Red and Dead
01/25/2004
Sunday Night Journal — January 25, 2004
When President Bush announced recently that he wants to revitalize our space exploration program with projects for establishing a permanent base on the moon and sending men to Mars, my immediate reaction was excitement. I find it, in fact, a bit surprising that anyone would react otherwise, but then I remind myself that I grew up more or less simultaneously with the space program. Those of us who were born in the late ‘40s and early ‘50s were just old enough to understand the basic principles of space travel as they were presented to us by the team of Walt Disney and Werner von Braun, and at just the right age to expect that the development of space travel would recapitulate that of atmospheric flight in nice synchrony with our own lives.
My grandfather, born in the late 1870s, had seen, by the time I was born in 1948, flight develop from a disputed possibility to a fact so pervasive and influential as to have wrought fundamental changes throughout society. Of course I would witness a similar progress in space flight during my life. Why not? The physical principles were well understood and by the time I was twelve years old the basic engineering had been proven. All that remained was technological refinement: bigger, more powerful, and cheaper rockets. Then would come the expansion of infrastructure, so that the word “spaceport” would enter the dictionary just as “airport” had done, and by the time I was fifty or sixty years old people might well be vacationing on the moon.
This expectation was of course all the stronger in someone who read a lot of science fiction, as I did for several years in my teens. In these stories the inevitability of space flight was assumed: not only flight to our immediate neighborhood in the solar system, which was (and is) perfectly plausible within the limits of our current knowledge and at least somewhat so within the limits of our technology, but also interstellar travel, which requires, for useful fictional purposes, the postulation of a theoretical breakthrough that would eliminate the light-speed barrier, not to mention an as-yet-unimaginable technology to exploit this knowledge. It is very easy for a storyteller to set down terms like “hyperspace” and “warp drive” and hold them sufficient to explain convenient travel over distances of hundreds or thousands of light-years. It is so easy that we can easily overlook the lack of evidence that such a thing will ever be possible, and assume not only the inevitable progress of rocket flight toward routine near-space flight, but the equally inevitable supplanting of rockets by something capable of transcending the laws of physics as we presently know them.
The movie 2001: A Space Odyssey (which, by the way, I consider the best science-fiction movie ever made, or at any rate the best one I’ve ever seen) perfectly captures the expected earlier stages of this progression. The earth-to-moon shuttle is like an airliner. The space station is somewhere between a military installation and a hotel. The first outpost on the moon is under construction. Plans are under way to visit the other planets. (The quasi-miraculous transition to interstellar flight is delegated to god-like aliens who are never seen and don’t have to explain themselves.)

» Tasks for this exercise:
A) In the journal entry about space exploration, rewrite the paragraph beginning "My grandfather, born in the late 1870s" more briefly, keeping its main facts.
B) Extract every line of the listing that contains the string "badge", matching case exactly.

» Data extract:
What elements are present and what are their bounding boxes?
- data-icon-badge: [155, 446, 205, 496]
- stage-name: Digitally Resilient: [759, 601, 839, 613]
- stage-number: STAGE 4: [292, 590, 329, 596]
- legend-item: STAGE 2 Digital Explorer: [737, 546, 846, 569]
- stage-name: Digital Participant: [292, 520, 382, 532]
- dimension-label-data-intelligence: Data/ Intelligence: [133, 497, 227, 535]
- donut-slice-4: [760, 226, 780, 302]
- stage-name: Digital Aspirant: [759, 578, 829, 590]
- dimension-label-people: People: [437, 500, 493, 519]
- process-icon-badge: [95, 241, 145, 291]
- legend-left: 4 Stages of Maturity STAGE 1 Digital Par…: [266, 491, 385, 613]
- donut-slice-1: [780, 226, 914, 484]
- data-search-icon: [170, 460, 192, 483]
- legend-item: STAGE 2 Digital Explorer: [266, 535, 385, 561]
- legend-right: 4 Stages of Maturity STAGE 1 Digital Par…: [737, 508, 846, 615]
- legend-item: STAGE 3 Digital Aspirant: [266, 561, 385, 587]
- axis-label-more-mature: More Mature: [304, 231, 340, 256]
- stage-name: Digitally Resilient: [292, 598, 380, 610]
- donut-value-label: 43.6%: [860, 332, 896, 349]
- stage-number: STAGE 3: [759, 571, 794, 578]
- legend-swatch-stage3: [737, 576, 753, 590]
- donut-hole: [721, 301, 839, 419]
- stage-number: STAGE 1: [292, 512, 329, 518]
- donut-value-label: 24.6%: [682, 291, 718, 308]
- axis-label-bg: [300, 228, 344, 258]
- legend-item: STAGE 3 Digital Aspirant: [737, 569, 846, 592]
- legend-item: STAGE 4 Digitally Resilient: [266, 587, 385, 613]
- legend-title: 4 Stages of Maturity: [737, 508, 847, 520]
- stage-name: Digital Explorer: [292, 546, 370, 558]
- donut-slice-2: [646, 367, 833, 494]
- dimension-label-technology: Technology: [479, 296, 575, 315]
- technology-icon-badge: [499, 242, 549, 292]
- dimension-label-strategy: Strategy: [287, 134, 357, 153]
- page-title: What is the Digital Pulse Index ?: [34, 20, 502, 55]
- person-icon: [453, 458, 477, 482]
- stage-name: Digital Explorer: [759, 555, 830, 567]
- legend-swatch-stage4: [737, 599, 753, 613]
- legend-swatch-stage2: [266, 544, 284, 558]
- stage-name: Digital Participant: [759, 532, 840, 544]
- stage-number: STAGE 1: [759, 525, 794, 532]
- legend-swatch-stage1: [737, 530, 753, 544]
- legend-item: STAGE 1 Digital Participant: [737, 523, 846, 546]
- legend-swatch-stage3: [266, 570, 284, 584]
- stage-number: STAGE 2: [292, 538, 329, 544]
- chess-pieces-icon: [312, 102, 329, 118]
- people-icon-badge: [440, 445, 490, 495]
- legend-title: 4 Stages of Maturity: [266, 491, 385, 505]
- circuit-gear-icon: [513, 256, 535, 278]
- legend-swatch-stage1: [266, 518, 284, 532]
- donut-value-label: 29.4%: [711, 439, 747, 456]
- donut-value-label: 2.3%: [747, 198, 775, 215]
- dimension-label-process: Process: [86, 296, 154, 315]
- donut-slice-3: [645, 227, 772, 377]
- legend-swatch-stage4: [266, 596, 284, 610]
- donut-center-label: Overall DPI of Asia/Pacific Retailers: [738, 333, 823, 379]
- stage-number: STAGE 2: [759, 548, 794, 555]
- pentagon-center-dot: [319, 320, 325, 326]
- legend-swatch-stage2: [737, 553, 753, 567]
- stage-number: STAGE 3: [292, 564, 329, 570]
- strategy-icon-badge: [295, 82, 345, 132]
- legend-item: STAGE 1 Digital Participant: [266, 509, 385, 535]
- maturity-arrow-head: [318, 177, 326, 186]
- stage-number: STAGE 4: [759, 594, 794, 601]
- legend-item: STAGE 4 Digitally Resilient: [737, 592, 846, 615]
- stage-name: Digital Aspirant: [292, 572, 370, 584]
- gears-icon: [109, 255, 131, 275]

» Expected outputs:
A) The author's grandfather, born in the late 1870s, had seen flight go from a disputed possibility to a pervasive fact that changed society by 1948, the year the author was born. The author expected space flight to progress the same way within the author's own lifetime. Its physical principles were well understood, and its basic engineering had been proven by the time the author was twelve. Only technological refinement seemed to remain: bigger, more powerful and cheaper rockets. Infrastructure would follow, "spaceport" would enter the dictionary as "airport" had, and by the time the author was fifty or sixty, people might be vacationing on the moon.

B)
- data-icon-badge: [155, 446, 205, 496]
- process-icon-badge: [95, 241, 145, 291]
- technology-icon-badge: [499, 242, 549, 292]
- people-icon-badge: [440, 445, 490, 495]
- strategy-icon-badge: [295, 82, 345, 132]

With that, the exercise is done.